[Data entries]
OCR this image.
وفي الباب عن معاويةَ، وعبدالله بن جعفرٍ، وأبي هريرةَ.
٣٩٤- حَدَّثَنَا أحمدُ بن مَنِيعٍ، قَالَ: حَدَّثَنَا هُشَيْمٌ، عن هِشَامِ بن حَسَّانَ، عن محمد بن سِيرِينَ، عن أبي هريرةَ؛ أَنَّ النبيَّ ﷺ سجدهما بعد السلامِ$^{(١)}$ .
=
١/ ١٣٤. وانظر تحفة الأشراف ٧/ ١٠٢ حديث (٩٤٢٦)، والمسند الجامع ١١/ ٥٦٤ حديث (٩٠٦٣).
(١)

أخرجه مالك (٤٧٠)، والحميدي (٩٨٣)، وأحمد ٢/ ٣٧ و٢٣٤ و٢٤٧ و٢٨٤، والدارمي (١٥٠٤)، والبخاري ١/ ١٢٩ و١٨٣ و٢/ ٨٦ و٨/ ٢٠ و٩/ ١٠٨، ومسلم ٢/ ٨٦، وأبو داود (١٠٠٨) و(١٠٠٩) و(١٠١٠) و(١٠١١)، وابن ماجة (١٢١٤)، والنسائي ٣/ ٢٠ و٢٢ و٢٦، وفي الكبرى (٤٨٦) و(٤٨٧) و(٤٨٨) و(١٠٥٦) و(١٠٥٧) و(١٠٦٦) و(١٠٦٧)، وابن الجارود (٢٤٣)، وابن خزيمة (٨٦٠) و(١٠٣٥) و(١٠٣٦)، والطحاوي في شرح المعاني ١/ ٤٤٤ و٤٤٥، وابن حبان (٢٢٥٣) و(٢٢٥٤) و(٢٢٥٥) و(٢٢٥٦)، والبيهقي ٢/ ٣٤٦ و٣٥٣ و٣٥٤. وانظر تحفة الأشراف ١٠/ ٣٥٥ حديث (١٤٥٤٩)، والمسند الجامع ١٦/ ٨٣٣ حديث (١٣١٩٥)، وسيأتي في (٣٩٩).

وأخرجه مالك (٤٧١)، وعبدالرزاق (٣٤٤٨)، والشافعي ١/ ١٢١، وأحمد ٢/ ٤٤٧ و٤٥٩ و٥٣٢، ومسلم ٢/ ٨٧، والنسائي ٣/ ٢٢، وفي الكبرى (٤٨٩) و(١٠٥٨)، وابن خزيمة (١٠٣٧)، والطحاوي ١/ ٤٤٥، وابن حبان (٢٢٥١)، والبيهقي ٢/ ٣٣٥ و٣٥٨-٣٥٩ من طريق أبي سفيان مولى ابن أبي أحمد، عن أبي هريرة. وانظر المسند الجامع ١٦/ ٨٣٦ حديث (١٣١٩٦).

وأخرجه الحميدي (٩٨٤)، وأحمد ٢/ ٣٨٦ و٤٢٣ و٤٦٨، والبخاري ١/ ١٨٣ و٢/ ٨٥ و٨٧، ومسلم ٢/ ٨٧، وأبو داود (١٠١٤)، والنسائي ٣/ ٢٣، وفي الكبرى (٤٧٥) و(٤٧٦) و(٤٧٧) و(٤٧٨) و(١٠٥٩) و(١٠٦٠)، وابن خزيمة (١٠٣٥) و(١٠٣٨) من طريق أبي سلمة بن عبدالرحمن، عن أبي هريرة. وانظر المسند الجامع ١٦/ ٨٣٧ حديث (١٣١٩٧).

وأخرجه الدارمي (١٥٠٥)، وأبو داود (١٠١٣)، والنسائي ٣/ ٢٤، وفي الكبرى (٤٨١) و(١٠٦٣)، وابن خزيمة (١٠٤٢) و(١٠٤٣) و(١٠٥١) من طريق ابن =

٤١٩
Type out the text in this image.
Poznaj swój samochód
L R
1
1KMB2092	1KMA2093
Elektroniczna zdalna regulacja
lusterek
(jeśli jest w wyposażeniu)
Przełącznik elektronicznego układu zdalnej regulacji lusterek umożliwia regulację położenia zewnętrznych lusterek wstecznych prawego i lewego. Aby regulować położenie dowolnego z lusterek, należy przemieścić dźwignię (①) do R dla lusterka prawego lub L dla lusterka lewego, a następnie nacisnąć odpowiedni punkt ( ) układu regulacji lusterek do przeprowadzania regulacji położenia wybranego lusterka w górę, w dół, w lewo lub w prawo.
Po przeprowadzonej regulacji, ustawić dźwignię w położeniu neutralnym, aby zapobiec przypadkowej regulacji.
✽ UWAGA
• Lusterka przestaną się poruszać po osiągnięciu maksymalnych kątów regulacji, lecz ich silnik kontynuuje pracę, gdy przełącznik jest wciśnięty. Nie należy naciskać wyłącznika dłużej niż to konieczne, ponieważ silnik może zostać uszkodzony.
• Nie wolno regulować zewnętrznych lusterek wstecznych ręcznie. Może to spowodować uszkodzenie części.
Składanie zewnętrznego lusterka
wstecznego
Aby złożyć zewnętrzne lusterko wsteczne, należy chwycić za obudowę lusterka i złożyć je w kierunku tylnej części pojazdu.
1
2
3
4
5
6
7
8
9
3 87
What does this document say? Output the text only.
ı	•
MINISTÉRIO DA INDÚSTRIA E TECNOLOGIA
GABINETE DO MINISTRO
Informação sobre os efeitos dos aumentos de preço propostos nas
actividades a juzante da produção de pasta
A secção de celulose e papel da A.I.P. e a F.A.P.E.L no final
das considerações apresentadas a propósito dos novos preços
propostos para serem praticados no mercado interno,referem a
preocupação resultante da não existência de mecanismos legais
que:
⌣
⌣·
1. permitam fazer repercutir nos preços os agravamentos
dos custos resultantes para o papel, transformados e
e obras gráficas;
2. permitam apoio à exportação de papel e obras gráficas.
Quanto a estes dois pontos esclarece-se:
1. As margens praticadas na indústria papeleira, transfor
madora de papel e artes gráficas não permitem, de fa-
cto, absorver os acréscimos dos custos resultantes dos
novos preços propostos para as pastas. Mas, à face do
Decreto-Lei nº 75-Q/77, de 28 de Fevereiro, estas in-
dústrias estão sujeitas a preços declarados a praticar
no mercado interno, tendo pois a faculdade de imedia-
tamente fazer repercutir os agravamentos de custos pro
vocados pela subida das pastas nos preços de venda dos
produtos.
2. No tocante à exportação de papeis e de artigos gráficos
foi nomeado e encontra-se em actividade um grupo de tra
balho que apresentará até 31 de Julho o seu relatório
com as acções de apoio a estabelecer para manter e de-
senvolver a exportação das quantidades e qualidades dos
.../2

(GIVEN PROBLEM):
Repeat the data verbatim.

(RESPONSE TO THE EXERCISE):
OCR this image.
وفي الباب عن معاويةَ، وعبدالله بن جعفرٍ، وأبي هريرةَ.
٣٩٤- حَدَّثَنَا أحمدُ بن مَنِيعٍ، قَالَ: حَدَّثَنَا هُشَيْمٌ، عن هِشَامِ بن حَسَّانَ، عن محمد بن سِيرِينَ، عن أبي هريرةَ؛ أَنَّ النبيَّ ﷺ سجدهما بعد السلامِ$^{(١)}$ .
=
١/ ١٣٤. وانظر تحفة الأشراف ٧/ ١٠٢ حديث (٩٤٢٦)، والمسند الجامع ١١/ ٥٦٤ حديث (٩٠٦٣).
(١)

أخرجه مالك (٤٧٠)، والحميدي (٩٨٣)، وأحمد ٢/ ٣٧ و٢٣٤ و٢٤٧ و٢٨٤، والدارمي (١٥٠٤)، والبخاري ١/ ١٢٩ و١٨٣ و٢/ ٨٦ و٨/ ٢٠ و٩/ ١٠٨، ومسلم ٢/ ٨٦، وأبو داود (١٠٠٨) و(١٠٠٩) و(١٠١٠) و(١٠١١)، وابن ماجة (١٢١٤)، والنسائي ٣/ ٢٠ و٢٢ و٢٦، وفي الكبرى (٤٨٦) و(٤٨٧) و(٤٨٨) و(١٠٥٦) و(١٠٥٧) و(١٠٦٦) و(١٠٦٧)، وابن الجارود (٢٤٣)، وابن خزيمة (٨٦٠) و(١٠٣٥) و(١٠٣٦)، والطحاوي في شرح المعاني ١/ ٤٤٤ و٤٤٥، وابن حبان (٢٢٥٣) و(٢٢٥٤) و(٢٢٥٥) و(٢٢٥٦)، والبيهقي ٢/ ٣٤٦ و٣٥٣ و٣٥٤. وانظر تحفة الأشراف ١٠/ ٣٥٥ حديث (١٤٥٤٩)، والمسند الجامع ١٦/ ٨٣٣ حديث (١٣١٩٥)، وسيأتي في (٣٩٩).

وأخرجه مالك (٤٧١)، وعبدالرزاق (٣٤٤٨)، والشافعي ١/ ١٢١، وأحمد ٢/ ٤٤٧ و٤٥٩ و٥٣٢، ومسلم ٢/ ٨٧، والنسائي ٣/ ٢٢، وفي الكبرى (٤٨٩) و(١٠٥٨)، وابن خزيمة (١٠٣٧)، والطحاوي ١/ ٤٤٥، وابن حبان (٢٢٥١)، والبيهقي ٢/ ٣٣٥ و٣٥٨-٣٥٩ من طريق أبي سفيان مولى ابن أبي أحمد، عن أبي هريرة. وانظر المسند الجامع ١٦/ ٨٣٦ حديث (١٣١٩٦).

وأخرجه الحميدي (٩٨٤)، وأحمد ٢/ ٣٨٦ و٤٢٣ و٤٦٨، والبخاري ١/ ١٨٣ و٢/ ٨٥ و٨٧، ومسلم ٢/ ٨٧، وأبو داود (١٠١٤)، والنسائي ٣/ ٢٣، وفي الكبرى (٤٧٥) و(٤٧٦) و(٤٧٧) و(٤٧٨) و(١٠٥٩) و(١٠٦٠)، وابن خزيمة (١٠٣٥) و(١٠٣٨) من طريق أبي سلمة بن عبدالرحمن، عن أبي هريرة. وانظر المسند الجامع ١٦/ ٨٣٧ حديث (١٣١٩٧).

وأخرجه الدارمي (١٥٠٥)، وأبو داود (١٠١٣)، والنسائي ٣/ ٢٤، وفي الكبرى (٤٨١) و(١٠٦٣)، وابن خزيمة (١٠٤٢) و(١٠٤٣) و(١٠٥١) من طريق ابن =

٤١٩
Type out the text in this image.
Poznaj swój samochód
L R
1
1KMB2092	1KMA2093
Elektroniczna zdalna regulacja
lusterek
(jeśli jest w wyposażeniu)
Przełącznik elektronicznego układu zdalnej regulacji lusterek umożliwia regulację położenia zewnętrznych lusterek wstecznych prawego i lewego. Aby regulować położenie dowolnego z lusterek, należy przemieścić dźwignię (①) do R dla lusterka prawego lub L dla lusterka lewego, a następnie nacisnąć odpowiedni punkt ( ) układu regulacji lusterek do przeprowadzania regulacji położenia wybranego lusterka w górę, w dół, w lewo lub w prawo.
Po przeprowadzonej regulacji, ustawić dźwignię w położeniu neutralnym, aby zapobiec przypadkowej regulacji.
✽ UWAGA
• Lusterka przestaną się poruszać po osiągnięciu maksymalnych kątów regulacji, lecz ich silnik kontynuuje pracę, gdy przełącznik jest wciśnięty. Nie należy naciskać wyłącznika dłużej niż to konieczne, ponieważ silnik może zostać uszkodzony.
• Nie wolno regulować zewnętrznych lusterek wstecznych ręcznie. Może to spowodować uszkodzenie części.
Składanie zewnętrznego lusterka
wstecznego
Aby złożyć zewnętrzne lusterko wsteczne, należy chwycić za obudowę lusterka i złożyć je w kierunku tylnej części pojazdu.
1
2
3
4
5
6
7
8
9
3 87
What does this document say? Output the text only.
ı	•
MINISTÉRIO DA INDÚSTRIA E TECNOLOGIA
GABINETE DO MINISTRO
Informação sobre os efeitos dos aumentos de preço propostos nas
actividades a juzante da produção de pasta
A secção de celulose e papel da A.I.P. e a F.A.P.E.L no final
das considerações apresentadas a propósito dos novos preços
propostos para serem praticados no mercado interno,referem a
preocupação resultante da não existência de mecanismos legais
que:
⌣
⌣·
1. permitam fazer repercutir nos preços os agravamentos
dos custos resultantes para o papel, transformados e
e obras gráficas;
2. permitam apoio à exportação de papel e obras gráficas.
Quanto a estes dois pontos esclarece-se:
1. As margens praticadas na indústria papeleira, transfor
madora de papel e artes gráficas não permitem, de fa-
cto, absorver os acréscimos dos custos resultantes dos
novos preços propostos para as pastas. Mas, à face do
Decreto-Lei nº 75-Q/77, de 28 de Fevereiro, estas in-
dústrias estão sujeitas a preços declarados a praticar
no mercado interno, tendo pois a faculdade de imedia-
tamente fazer repercutir os agravamentos de custos pro
vocados pela subida das pastas nos preços de venda dos
produtos.
2. No tocante à exportação de papeis e de artigos gráficos
foi nomeado e encontra-se em actividade um grupo de tra
balho que apresentará até 31 de Julho o seu relatório
com as acções de apoio a estabelecer para manter e de-
senvolver a exportação das quantidades e qualidades dos
.../2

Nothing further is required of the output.